**YOUR TASK**: The answer is one number: how many lines in the data below hold "Assets".
+ + + + + + +
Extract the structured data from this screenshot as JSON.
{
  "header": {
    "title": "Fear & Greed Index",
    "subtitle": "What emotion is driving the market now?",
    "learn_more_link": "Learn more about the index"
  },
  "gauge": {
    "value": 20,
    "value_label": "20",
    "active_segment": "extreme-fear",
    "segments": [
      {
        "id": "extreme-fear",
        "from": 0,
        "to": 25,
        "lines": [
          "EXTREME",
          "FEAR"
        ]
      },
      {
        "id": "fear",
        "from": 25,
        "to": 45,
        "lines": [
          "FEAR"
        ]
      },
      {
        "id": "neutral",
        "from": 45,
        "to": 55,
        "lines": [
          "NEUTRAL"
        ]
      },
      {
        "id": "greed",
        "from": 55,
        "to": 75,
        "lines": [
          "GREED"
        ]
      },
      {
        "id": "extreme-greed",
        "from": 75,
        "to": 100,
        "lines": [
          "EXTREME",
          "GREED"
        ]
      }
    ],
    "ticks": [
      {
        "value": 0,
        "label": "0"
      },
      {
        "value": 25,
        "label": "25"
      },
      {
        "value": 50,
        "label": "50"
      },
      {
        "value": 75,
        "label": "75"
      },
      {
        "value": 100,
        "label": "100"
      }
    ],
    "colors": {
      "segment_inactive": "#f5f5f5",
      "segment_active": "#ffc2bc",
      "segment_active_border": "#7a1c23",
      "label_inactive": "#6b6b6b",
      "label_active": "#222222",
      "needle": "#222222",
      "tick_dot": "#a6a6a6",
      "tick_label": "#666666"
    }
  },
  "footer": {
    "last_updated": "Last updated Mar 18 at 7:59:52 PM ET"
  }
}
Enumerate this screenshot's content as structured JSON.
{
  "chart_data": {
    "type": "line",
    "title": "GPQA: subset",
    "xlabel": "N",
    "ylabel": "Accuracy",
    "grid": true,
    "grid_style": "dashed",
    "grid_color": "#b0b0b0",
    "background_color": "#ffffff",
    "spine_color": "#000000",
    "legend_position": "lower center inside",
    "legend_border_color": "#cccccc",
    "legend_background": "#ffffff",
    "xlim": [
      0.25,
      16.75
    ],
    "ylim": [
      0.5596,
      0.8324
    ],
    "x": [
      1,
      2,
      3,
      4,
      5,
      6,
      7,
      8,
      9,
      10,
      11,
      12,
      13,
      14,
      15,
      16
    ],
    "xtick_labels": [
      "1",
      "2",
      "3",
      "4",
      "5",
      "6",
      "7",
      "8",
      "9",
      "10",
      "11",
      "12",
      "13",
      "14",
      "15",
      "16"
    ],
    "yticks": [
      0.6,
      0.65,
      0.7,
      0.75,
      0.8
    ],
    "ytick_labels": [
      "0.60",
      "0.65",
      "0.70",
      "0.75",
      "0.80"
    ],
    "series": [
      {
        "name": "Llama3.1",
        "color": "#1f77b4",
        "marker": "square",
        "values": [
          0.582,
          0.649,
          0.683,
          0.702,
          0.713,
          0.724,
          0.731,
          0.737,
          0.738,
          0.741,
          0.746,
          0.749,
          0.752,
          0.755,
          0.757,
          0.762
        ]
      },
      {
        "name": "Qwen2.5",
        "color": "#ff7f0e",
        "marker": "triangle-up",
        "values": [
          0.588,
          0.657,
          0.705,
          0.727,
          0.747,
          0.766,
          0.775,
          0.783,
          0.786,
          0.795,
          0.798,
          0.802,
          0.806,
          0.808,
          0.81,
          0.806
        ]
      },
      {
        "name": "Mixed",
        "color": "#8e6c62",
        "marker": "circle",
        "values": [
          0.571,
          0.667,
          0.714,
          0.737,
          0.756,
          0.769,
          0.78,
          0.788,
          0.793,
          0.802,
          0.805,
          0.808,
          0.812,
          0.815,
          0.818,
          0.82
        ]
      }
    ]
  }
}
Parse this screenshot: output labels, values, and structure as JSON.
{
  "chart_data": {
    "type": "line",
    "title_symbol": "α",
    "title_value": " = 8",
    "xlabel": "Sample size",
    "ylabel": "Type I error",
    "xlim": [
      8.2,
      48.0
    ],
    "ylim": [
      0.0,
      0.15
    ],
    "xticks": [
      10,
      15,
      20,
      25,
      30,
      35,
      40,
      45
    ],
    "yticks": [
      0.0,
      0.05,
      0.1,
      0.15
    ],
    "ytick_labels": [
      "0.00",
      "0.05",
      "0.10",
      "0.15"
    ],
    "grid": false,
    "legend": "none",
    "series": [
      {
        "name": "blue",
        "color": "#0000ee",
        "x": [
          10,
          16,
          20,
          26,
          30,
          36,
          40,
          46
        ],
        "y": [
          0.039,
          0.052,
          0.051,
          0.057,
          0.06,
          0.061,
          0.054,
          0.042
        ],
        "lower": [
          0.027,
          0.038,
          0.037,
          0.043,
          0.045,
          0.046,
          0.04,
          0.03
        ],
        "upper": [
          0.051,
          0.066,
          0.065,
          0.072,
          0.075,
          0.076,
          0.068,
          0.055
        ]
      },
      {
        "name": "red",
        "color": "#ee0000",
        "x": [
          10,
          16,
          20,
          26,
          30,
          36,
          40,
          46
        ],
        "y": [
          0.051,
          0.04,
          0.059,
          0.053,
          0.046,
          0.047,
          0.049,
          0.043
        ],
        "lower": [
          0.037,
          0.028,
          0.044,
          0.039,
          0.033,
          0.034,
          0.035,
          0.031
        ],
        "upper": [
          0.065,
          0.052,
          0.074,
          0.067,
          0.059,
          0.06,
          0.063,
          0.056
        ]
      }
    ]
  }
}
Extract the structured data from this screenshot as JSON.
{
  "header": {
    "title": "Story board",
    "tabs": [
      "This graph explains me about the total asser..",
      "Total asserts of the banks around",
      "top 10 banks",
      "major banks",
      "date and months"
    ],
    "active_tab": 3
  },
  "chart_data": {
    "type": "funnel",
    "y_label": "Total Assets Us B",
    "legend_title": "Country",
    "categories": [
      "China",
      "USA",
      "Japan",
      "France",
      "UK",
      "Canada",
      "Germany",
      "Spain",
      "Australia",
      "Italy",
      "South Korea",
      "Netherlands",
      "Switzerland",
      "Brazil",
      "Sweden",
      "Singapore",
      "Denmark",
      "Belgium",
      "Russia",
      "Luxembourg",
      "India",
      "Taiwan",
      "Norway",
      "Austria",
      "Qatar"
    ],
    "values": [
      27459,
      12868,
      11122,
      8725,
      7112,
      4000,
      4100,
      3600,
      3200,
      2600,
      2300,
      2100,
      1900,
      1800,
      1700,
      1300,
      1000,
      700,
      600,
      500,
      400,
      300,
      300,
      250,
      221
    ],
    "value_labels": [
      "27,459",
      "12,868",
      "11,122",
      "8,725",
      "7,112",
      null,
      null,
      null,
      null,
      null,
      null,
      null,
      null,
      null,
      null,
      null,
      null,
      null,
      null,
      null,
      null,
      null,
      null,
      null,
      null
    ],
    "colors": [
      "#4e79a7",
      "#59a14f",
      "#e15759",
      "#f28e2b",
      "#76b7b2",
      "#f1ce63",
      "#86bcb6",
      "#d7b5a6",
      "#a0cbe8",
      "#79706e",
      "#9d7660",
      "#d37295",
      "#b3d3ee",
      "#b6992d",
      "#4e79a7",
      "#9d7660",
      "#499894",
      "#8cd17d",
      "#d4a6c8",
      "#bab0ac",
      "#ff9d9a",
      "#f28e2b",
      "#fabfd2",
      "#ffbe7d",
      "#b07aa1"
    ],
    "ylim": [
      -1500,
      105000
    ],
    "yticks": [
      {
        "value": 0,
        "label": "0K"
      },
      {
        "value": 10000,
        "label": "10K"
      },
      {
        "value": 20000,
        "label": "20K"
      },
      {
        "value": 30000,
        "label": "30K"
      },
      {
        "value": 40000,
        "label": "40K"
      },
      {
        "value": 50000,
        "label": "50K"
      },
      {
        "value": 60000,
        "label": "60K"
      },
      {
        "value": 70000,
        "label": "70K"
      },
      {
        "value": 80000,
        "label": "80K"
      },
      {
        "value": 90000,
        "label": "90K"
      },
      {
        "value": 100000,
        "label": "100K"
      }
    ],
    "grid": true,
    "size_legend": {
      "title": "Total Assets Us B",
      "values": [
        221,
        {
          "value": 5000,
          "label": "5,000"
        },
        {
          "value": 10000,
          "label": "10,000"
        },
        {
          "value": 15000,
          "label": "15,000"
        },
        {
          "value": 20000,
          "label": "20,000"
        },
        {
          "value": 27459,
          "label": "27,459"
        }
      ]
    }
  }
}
+ + + + + + +
**RESPONSE**: 2